- **Trecho do documento**:
Nas palavras do apóstolo Paulo, não existe espaço para um descompromisso com a criação. Viver o batismo não é se isentar do mundo, é compreendê-lo. Quando aponta para a verdadeira comunhão, para o exercício do carisma que Deus nos concede, Paulo não deixa espaços para dúvidas, medo ou covardia. Misericórdia é, como a própria palavra diz (misere – ter compaixão / cordis – coração), ter a capacidade de sentir o que o outro sente, compreender o sofrimento que está no outro, ser solidário. Corações solidários não são indiferentes. Sofrem juntos, mas visam atenuar o sofrimento do outro, compreendendo.
Enquanto escrevemos isso, estamos no auge da pandemia da Covid-19. Mais de dois mil mortos por dia. A vida relativizada ao extremo, a morte banalizada. Descompromisso com a vida notado em diversos momentos pela inatividade governamental. Pela incapacidade humana de compreender o sofrimento do outro. E Paulo nos ensina, assim como ensinou a Timóteo, a exercer nosso carisma neste mundo. Viver o batismo diariamente, compreendendo que estamos unidos pelo Espírito Santo que habita em nós, é muito mais do que estarmos unidos pela língua que falamos, pelo time que torcemos, pelo bairro ou país em que moramos. Somos, assim como Timóteo, herdeiros de uma boa nova que deve ser propagada aos quatro cantos da terra. Nesse anúncio não existe espaço para dúvidas ou medo. Somente para o amor.
Mário de Andrade no título do romance Amar, verbo intransitivo subverte uma regra da gramática portuguesa. Na norma culta o verbo amar é um verbo transitivo direto, ou seja, quem ama, ama algo ou alguém. Porém, por mais que a norma culta exigida em vestibulares e provas afirmem isso, no exercício do nosso batismo, havemos de concordar com Mário de Andrade. Para nós, cristãos e cristãs, a única maneira de compreendermos verdadeiramente o amor é tratá-lo como verbo intransitivo, daqueles que não necessitam de complementação, de um destinatário. Amemos apenas.
E amando verdadeiramente exercemos o carisma a que Paulo se refere no início do nosso texto. Compreendemos por meio do amor o sofrimento. Afastamos por meio do amor o medo e a covardia.

- **Informações fornecidas**:

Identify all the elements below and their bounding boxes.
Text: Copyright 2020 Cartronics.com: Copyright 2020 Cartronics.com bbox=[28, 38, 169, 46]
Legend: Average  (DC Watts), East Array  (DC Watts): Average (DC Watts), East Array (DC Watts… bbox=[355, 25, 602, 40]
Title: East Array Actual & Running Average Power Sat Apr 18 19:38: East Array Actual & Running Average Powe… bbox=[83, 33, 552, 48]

- **Enunciado do exercício**: Digite novamente, sem qualquer alteração, o trecho do texto sobre o batismo que vai de "Enquanto escrevemos isso, estamos" até "para o amor.". O material aqui reunido provém de uma fonte distinta.

- **Resolução do problema**:
Enquanto escrevemos isso, estamos no auge da pandemia da Covid-19. Mais de dois mil mortos por dia. A vida relativizada ao extremo, a morte banalizada. Descompromisso com a vida notado em diversos momentos pela inatividade governamental. Pela incapacidade humana de compreender o sofrimento do outro. E Paulo nos ensina, assim como ensinou a Timóteo, a exercer nosso carisma neste mundo. Viver o batismo diariamente, compreendendo que estamos unidos pelo Espírito Santo que habita em nós, é muito mais do que estarmos unidos pela língua que falamos, pelo time que torcemos, pelo bairro ou país em que moramos. Somos, assim como Timóteo, herdeiros de uma boa nova que deve ser propagada aos quatro cantos da terra. Nesse anúncio não existe espaço para dúvidas ou medo. Somente para o amor.